The records below hold pictures; please leave those out and retype the rest exactly.
** start of Records for the exercise **
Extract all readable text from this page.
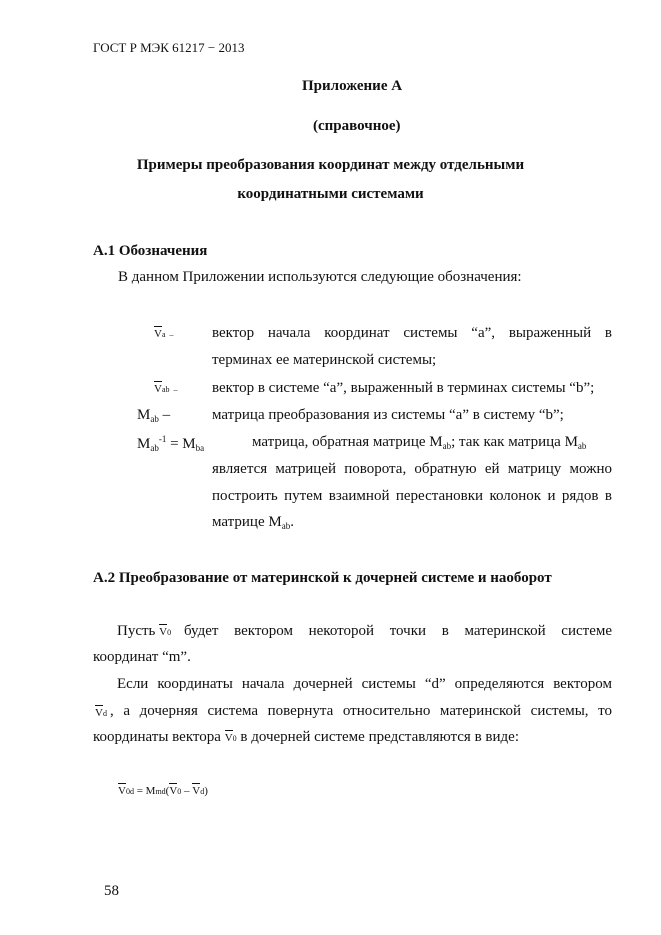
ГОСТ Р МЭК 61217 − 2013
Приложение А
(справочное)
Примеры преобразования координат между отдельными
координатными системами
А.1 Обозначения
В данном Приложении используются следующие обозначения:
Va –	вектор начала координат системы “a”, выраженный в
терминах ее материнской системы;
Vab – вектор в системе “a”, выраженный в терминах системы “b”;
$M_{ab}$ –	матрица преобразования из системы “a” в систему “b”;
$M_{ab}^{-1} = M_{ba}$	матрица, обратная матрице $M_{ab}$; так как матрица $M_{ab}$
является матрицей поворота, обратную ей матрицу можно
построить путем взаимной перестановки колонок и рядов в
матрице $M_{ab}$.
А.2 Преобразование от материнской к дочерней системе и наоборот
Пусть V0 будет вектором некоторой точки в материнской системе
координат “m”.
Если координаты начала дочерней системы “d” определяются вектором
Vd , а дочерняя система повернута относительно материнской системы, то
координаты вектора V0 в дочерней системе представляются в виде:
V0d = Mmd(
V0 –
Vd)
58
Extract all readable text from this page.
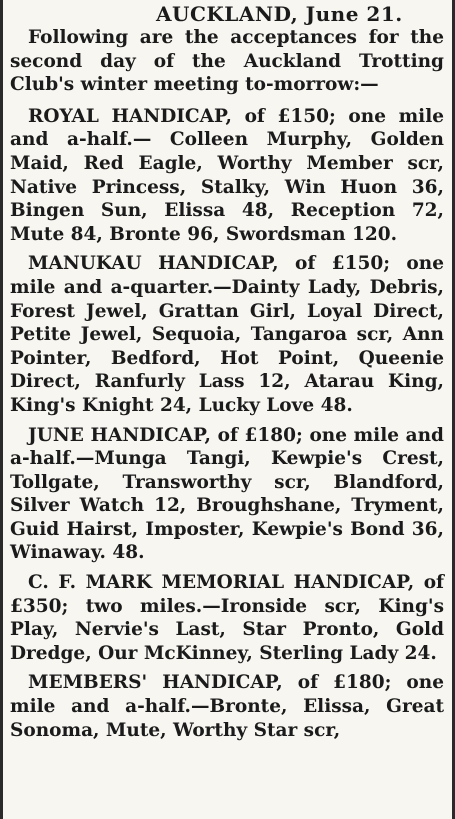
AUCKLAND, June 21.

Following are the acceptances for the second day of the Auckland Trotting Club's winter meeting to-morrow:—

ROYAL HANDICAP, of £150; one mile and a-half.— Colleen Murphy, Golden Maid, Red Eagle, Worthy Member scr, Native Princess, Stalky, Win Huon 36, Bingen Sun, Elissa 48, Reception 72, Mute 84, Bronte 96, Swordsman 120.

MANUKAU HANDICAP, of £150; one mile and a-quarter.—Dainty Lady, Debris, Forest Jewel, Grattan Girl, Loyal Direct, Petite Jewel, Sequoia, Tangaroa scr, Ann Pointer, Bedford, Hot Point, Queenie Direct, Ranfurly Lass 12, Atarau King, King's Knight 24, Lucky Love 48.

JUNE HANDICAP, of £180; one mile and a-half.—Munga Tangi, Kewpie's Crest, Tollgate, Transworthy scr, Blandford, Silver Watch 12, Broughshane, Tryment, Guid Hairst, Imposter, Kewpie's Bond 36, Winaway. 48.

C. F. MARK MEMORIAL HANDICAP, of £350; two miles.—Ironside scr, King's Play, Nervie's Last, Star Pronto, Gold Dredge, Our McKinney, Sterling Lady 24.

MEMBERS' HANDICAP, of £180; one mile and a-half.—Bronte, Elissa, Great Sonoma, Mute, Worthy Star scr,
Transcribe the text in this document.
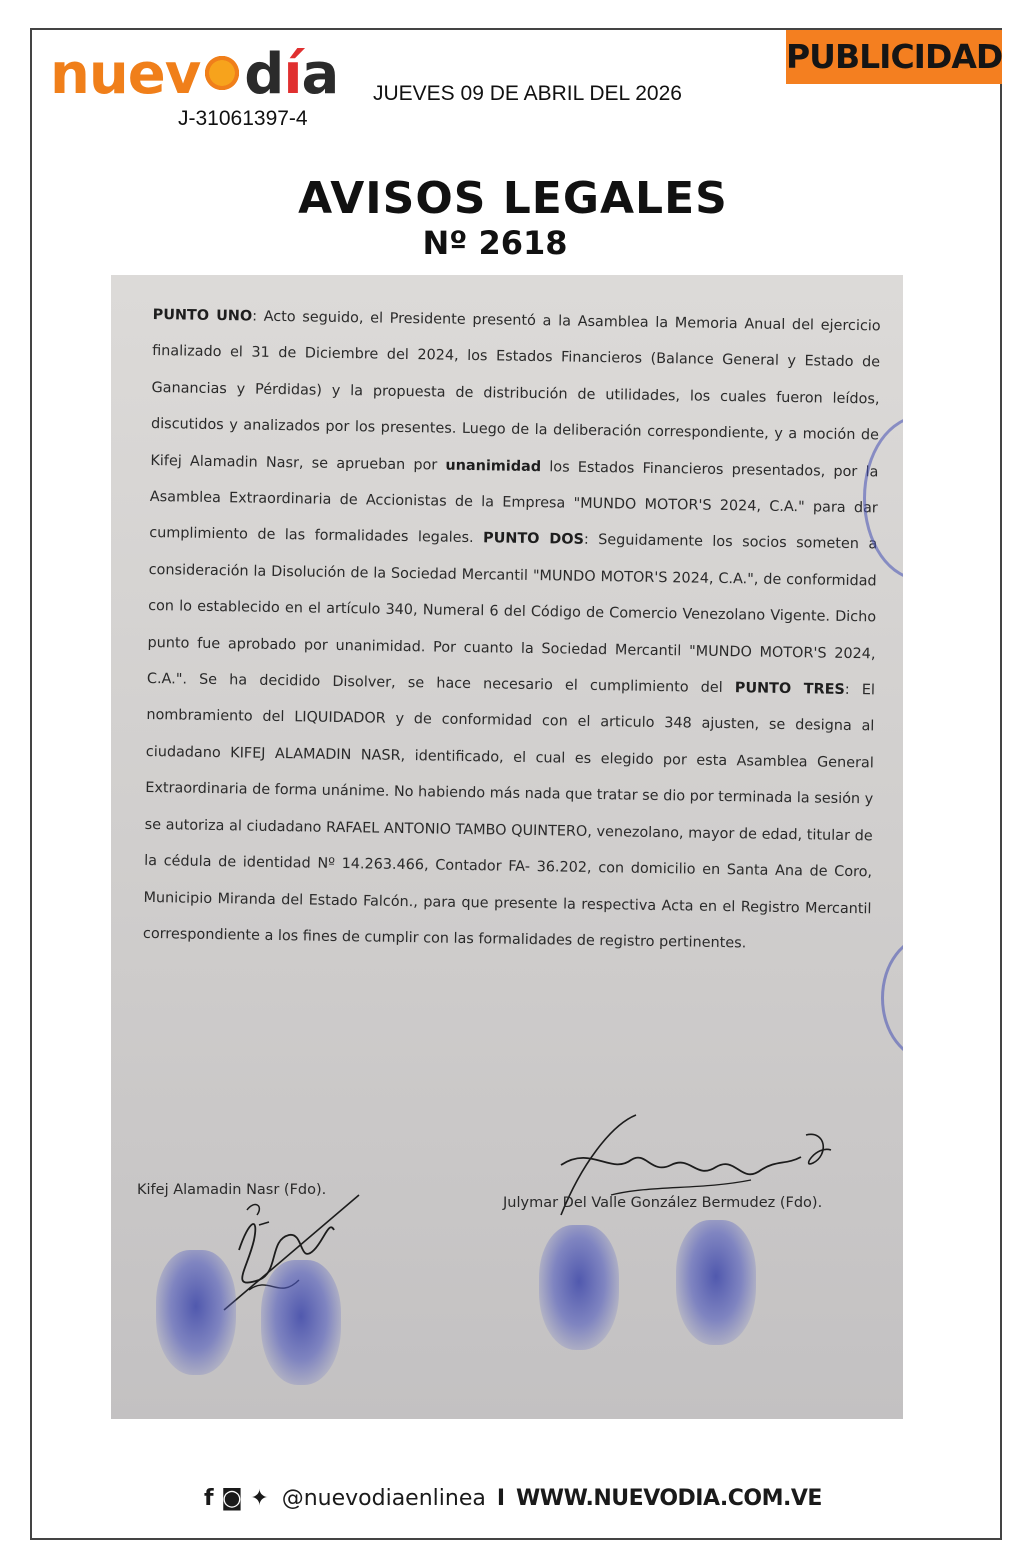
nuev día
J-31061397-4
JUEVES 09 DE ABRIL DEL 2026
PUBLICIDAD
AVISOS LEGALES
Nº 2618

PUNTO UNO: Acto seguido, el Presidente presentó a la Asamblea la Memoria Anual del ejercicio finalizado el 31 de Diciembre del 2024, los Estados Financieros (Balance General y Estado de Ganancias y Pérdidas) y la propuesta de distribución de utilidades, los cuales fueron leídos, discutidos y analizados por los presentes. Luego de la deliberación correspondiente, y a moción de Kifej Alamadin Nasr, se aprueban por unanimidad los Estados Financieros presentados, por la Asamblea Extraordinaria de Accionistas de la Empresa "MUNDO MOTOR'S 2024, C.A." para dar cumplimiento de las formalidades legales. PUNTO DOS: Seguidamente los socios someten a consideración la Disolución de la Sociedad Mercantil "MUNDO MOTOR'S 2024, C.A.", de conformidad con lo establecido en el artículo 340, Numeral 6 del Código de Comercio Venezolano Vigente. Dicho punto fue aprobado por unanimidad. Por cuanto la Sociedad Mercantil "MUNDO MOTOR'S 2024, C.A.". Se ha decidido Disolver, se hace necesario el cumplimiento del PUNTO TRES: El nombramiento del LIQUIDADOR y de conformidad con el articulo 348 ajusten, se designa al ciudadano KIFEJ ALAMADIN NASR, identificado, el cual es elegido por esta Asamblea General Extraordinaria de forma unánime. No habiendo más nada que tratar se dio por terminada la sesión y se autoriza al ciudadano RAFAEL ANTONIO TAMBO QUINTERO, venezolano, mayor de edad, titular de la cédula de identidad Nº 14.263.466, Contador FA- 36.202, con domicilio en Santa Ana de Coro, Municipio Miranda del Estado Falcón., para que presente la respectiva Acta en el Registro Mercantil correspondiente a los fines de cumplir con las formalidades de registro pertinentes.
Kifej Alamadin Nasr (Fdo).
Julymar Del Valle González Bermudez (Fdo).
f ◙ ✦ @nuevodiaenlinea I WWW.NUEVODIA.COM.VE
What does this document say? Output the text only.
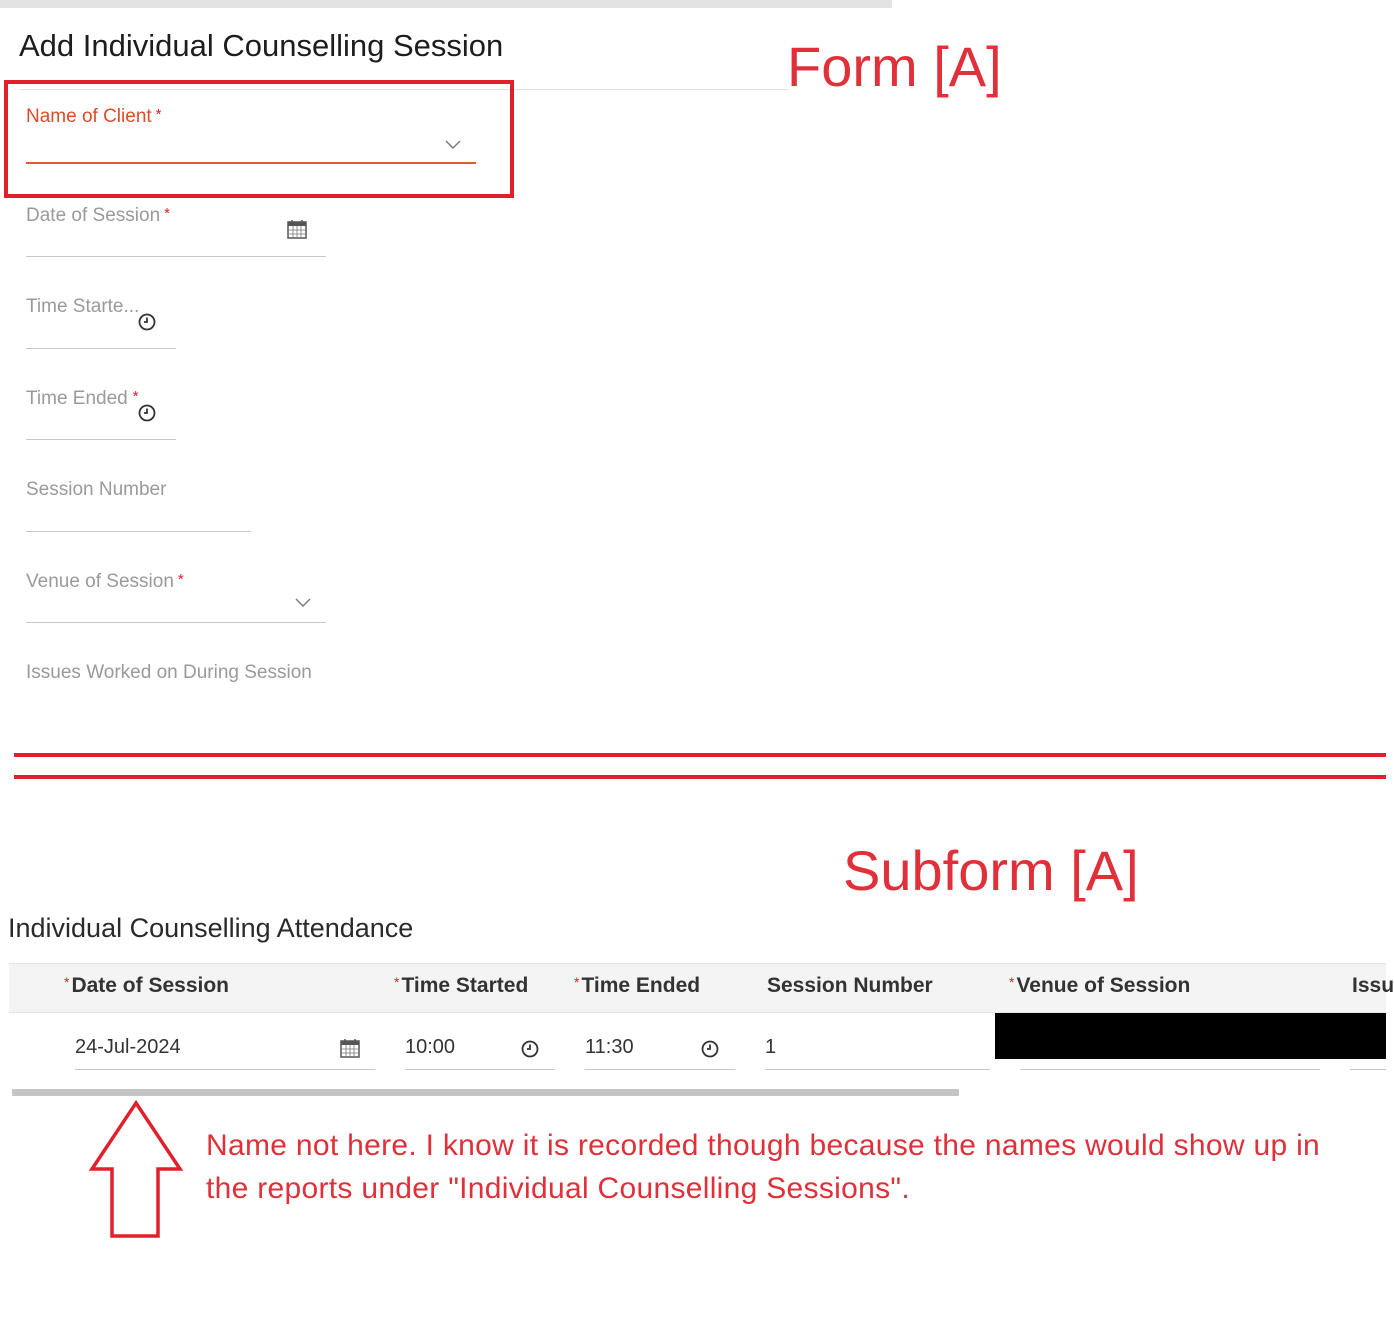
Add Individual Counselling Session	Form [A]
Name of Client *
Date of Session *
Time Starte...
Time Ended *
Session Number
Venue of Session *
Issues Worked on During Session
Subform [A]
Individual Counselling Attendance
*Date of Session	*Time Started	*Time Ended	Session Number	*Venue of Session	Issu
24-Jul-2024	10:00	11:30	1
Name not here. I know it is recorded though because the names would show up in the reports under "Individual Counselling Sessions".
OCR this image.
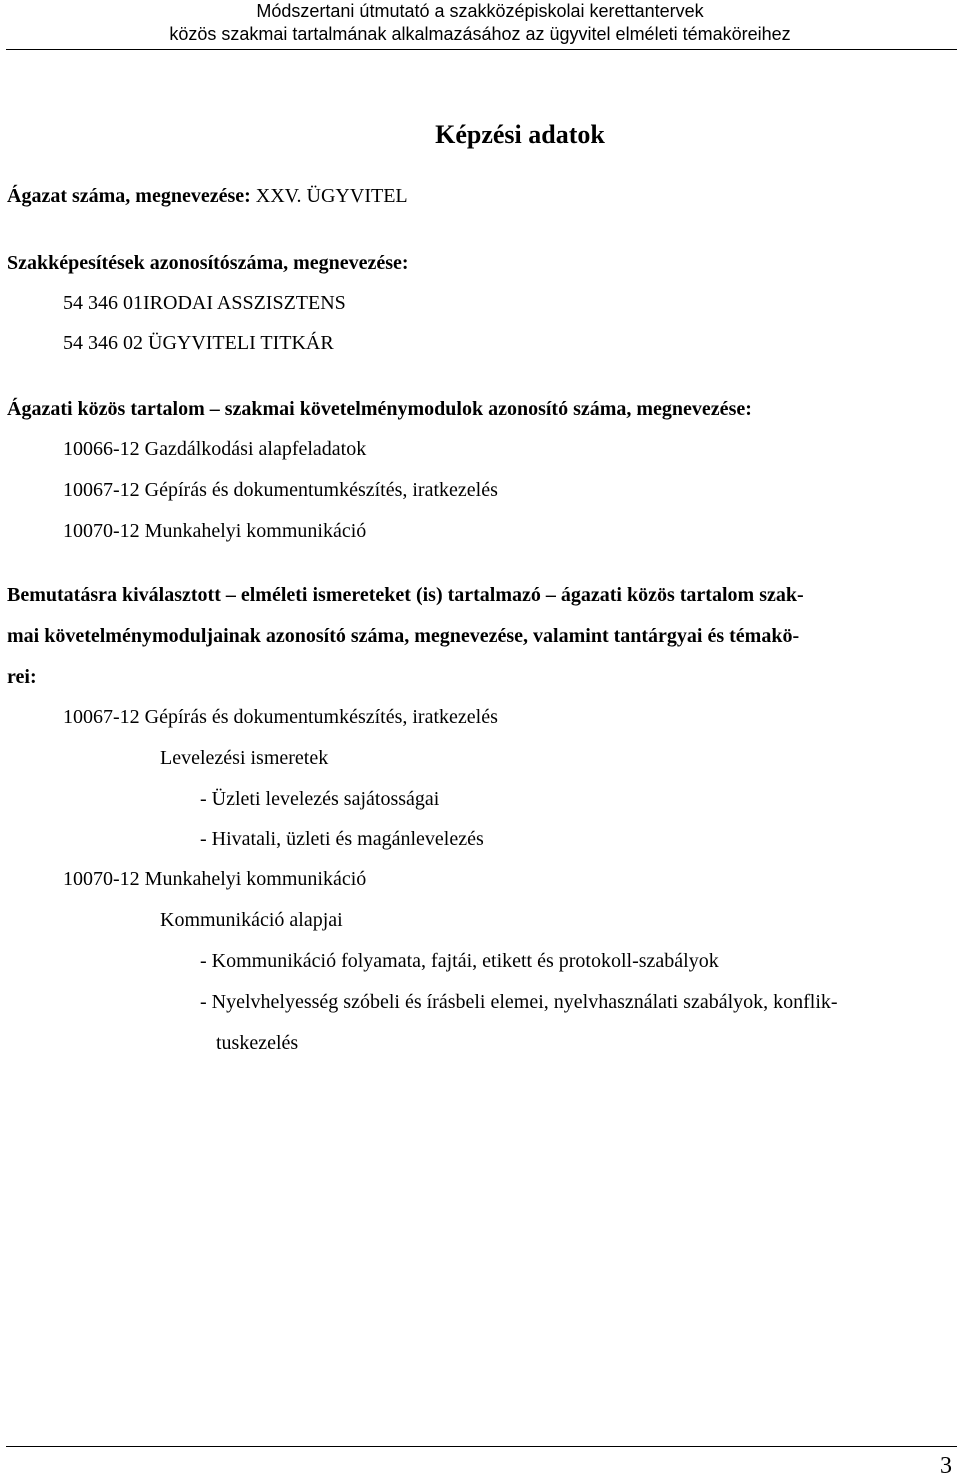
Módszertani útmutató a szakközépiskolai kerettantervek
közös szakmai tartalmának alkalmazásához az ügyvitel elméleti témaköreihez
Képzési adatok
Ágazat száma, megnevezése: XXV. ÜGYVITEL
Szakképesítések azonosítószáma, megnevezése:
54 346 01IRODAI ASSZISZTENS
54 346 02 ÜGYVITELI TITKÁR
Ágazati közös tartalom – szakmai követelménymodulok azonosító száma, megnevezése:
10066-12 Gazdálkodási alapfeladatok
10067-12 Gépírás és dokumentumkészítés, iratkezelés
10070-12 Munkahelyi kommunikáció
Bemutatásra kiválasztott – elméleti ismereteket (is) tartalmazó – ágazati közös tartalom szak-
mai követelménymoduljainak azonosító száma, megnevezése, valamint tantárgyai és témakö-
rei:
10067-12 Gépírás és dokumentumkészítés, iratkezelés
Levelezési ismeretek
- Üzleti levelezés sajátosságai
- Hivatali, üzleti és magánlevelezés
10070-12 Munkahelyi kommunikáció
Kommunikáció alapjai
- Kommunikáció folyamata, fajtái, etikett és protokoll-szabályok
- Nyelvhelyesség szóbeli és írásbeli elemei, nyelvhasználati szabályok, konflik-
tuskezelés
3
** end of Records for the exercise **
### Correct output
Extract all readable text from this page.
ГОСТ Р МЭК 61217 − 2013
Приложение А
(справочное)
Примеры преобразования координат между отдельными
координатными системами
А.1 Обозначения
В данном Приложении используются следующие обозначения:
Va –	вектор начала координат системы “a”, выраженный в
терминах ее материнской системы;
Vab – вектор в системе “a”, выраженный в терминах системы “b”;
$M_{ab}$ –	матрица преобразования из системы “a” в систему “b”;
$M_{ab}^{-1} = M_{ba}$	матрица, обратная матрице $M_{ab}$; так как матрица $M_{ab}$
является матрицей поворота, обратную ей матрицу можно
построить путем взаимной перестановки колонок и рядов в
матрице $M_{ab}$.
А.2 Преобразование от материнской к дочерней системе и наоборот
Пусть V0 будет вектором некоторой точки в материнской системе
координат “m”.
Если координаты начала дочерней системы “d” определяются вектором
Vd , а дочерняя система повернута относительно материнской системы, то
координаты вектора V0 в дочерней системе представляются в виде:
V0d = Mmd(
V0 –
Vd)
58
Extract all readable text from this page.
AUCKLAND, June 21.

Following are the acceptances for the second day of the Auckland Trotting Club's winter meeting to-morrow:—

ROYAL HANDICAP, of £150; one mile and a-half.— Colleen Murphy, Golden Maid, Red Eagle, Worthy Member scr, Native Princess, Stalky, Win Huon 36, Bingen Sun, Elissa 48, Reception 72, Mute 84, Bronte 96, Swordsman 120.

MANUKAU HANDICAP, of £150; one mile and a-quarter.—Dainty Lady, Debris, Forest Jewel, Grattan Girl, Loyal Direct, Petite Jewel, Sequoia, Tangaroa scr, Ann Pointer, Bedford, Hot Point, Queenie Direct, Ranfurly Lass 12, Atarau King, King's Knight 24, Lucky Love 48.

JUNE HANDICAP, of £180; one mile and a-half.—Munga Tangi, Kewpie's Crest, Tollgate, Transworthy scr, Blandford, Silver Watch 12, Broughshane, Tryment, Guid Hairst, Imposter, Kewpie's Bond 36, Winaway. 48.

C. F. MARK MEMORIAL HANDICAP, of £350; two miles.—Ironside scr, King's Play, Nervie's Last, Star Pronto, Gold Dredge, Our McKinney, Sterling Lady 24.

MEMBERS' HANDICAP, of £180; one mile and a-half.—Bronte, Elissa, Great Sonoma, Mute, Worthy Star scr,
Transcribe the text in this document.
nuev día
J-31061397-4
JUEVES 09 DE ABRIL DEL 2026
PUBLICIDAD
AVISOS LEGALES
Nº 2618

PUNTO UNO: Acto seguido, el Presidente presentó a la Asamblea la Memoria Anual del ejercicio finalizado el 31 de Diciembre del 2024, los Estados Financieros (Balance General y Estado de Ganancias y Pérdidas) y la propuesta de distribución de utilidades, los cuales fueron leídos, discutidos y analizados por los presentes. Luego de la deliberación correspondiente, y a moción de Kifej Alamadin Nasr, se aprueban por unanimidad los Estados Financieros presentados, por la Asamblea Extraordinaria de Accionistas de la Empresa "MUNDO MOTOR'S 2024, C.A." para dar cumplimiento de las formalidades legales. PUNTO DOS: Seguidamente los socios someten a consideración la Disolución de la Sociedad Mercantil "MUNDO MOTOR'S 2024, C.A.", de conformidad con lo establecido en el artículo 340, Numeral 6 del Código de Comercio Venezolano Vigente. Dicho punto fue aprobado por unanimidad. Por cuanto la Sociedad Mercantil "MUNDO MOTOR'S 2024, C.A.". Se ha decidido Disolver, se hace necesario el cumplimiento del PUNTO TRES: El nombramiento del LIQUIDADOR y de conformidad con el articulo 348 ajusten, se designa al ciudadano KIFEJ ALAMADIN NASR, identificado, el cual es elegido por esta Asamblea General Extraordinaria de forma unánime. No habiendo más nada que tratar se dio por terminada la sesión y se autoriza al ciudadano RAFAEL ANTONIO TAMBO QUINTERO, venezolano, mayor de edad, titular de la cédula de identidad Nº 14.263.466, Contador FA- 36.202, con domicilio en Santa Ana de Coro, Municipio Miranda del Estado Falcón., para que presente la respectiva Acta en el Registro Mercantil correspondiente a los fines de cumplir con las formalidades de registro pertinentes.
Kifej Alamadin Nasr (Fdo).
Julymar Del Valle González Bermudez (Fdo).
f ◙ ✦ @nuevodiaenlinea I WWW.NUEVODIA.COM.VE
What does this document say? Output the text only.
Add Individual Counselling Session	Form [A]
Name of Client *
Date of Session *
Time Starte...
Time Ended *
Session Number
Venue of Session *
Issues Worked on During Session
Subform [A]
Individual Counselling Attendance
*Date of Session	*Time Started	*Time Ended	Session Number	*Venue of Session	Issu
24-Jul-2024	10:00	11:30	1
Name not here. I know it is recorded though because the names would show up in the reports under "Individual Counselling Sessions".
OCR this image.
Módszertani útmutató a szakközépiskolai kerettantervek
közös szakmai tartalmának alkalmazásához az ügyvitel elméleti témaköreihez
Képzési adatok
Ágazat száma, megnevezése: XXV. ÜGYVITEL
Szakképesítések azonosítószáma, megnevezése:
54 346 01IRODAI ASSZISZTENS
54 346 02 ÜGYVITELI TITKÁR
Ágazati közös tartalom – szakmai követelménymodulok azonosító száma, megnevezése:
10066-12 Gazdálkodási alapfeladatok
10067-12 Gépírás és dokumentumkészítés, iratkezelés
10070-12 Munkahelyi kommunikáció
Bemutatásra kiválasztott – elméleti ismereteket (is) tartalmazó – ágazati közös tartalom szak-
mai követelménymoduljainak azonosító száma, megnevezése, valamint tantárgyai és témakö-
rei:
10067-12 Gépírás és dokumentumkészítés, iratkezelés
Levelezési ismeretek
- Üzleti levelezés sajátosságai
- Hivatali, üzleti és magánlevelezés
10070-12 Munkahelyi kommunikáció
Kommunikáció alapjai
- Kommunikáció folyamata, fajtái, etikett és protokoll-szabályok
- Nyelvhelyesség szóbeli és írásbeli elemei, nyelvhasználati szabályok, konflik-
tuskezelés
3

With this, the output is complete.